** Start DATA FOR PROCESSING **

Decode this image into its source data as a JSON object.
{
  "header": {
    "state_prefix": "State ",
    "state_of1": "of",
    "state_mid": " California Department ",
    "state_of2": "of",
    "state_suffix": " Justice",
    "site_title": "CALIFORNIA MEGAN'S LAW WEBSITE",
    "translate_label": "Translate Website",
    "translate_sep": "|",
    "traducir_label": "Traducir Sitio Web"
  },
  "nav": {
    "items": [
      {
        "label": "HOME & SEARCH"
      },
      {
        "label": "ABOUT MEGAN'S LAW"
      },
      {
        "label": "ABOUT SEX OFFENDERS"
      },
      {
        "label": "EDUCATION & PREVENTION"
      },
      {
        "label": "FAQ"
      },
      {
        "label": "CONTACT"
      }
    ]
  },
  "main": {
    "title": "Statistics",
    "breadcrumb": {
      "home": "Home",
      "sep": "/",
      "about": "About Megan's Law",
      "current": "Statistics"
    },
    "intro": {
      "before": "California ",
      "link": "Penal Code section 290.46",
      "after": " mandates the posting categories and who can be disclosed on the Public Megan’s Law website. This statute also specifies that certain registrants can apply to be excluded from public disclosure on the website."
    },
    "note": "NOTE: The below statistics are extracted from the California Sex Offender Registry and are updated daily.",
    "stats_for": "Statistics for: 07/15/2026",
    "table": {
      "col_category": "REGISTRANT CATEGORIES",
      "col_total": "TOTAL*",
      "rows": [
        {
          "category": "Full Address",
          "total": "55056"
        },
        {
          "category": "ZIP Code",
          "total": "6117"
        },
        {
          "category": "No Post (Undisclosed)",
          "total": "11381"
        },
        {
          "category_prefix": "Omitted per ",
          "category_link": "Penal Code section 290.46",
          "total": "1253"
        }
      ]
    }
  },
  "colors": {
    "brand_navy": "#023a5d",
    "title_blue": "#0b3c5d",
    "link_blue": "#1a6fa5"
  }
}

** End DATA FOR PROCESSING **

§ **STATED TASK**
Transcribe the material exactly as it reads.

§ **RESPONSE TO THIS EXERCISE**
Decode this image into its source data as a JSON object.
{
  "header": {
    "state_prefix": "State ",
    "state_of1": "of",
    "state_mid": " California Department ",
    "state_of2": "of",
    "state_suffix": " Justice",
    "site_title": "CALIFORNIA MEGAN'S LAW WEBSITE",
    "translate_label": "Translate Website",
    "translate_sep": "|",
    "traducir_label": "Traducir Sitio Web"
  },
  "nav": {
    "items": [
      {
        "label": "HOME & SEARCH"
      },
      {
        "label": "ABOUT MEGAN'S LAW"
      },
      {
        "label": "ABOUT SEX OFFENDERS"
      },
      {
        "label": "EDUCATION & PREVENTION"
      },
      {
        "label": "FAQ"
      },
      {
        "label": "CONTACT"
      }
    ]
  },
  "main": {
    "title": "Statistics",
    "breadcrumb": {
      "home": "Home",
      "sep": "/",
      "about": "About Megan's Law",
      "current": "Statistics"
    },
    "intro": {
      "before": "California ",
      "link": "Penal Code section 290.46",
      "after": " mandates the posting categories and who can be disclosed on the Public Megan’s Law website. This statute also specifies that certain registrants can apply to be excluded from public disclosure on the website."
    },
    "note": "NOTE: The below statistics are extracted from the California Sex Offender Registry and are updated daily.",
    "stats_for": "Statistics for: 07/15/2026",
    "table": {
      "col_category": "REGISTRANT CATEGORIES",
      "col_total": "TOTAL*",
      "rows": [
        {
          "category": "Full Address",
          "total": "55056"
        },
        {
          "category": "ZIP Code",
          "total": "6117"
        },
        {
          "category": "No Post (Undisclosed)",
          "total": "11381"
        },
        {
          "category_prefix": "Omitted per ",
          "category_link": "Penal Code section 290.46",
          "total": "1253"
        }
      ]
    }
  },
  "colors": {
    "brand_navy": "#023a5d",
    "title_blue": "#0b3c5d",
    "link_blue": "#1a6fa5"
  }
}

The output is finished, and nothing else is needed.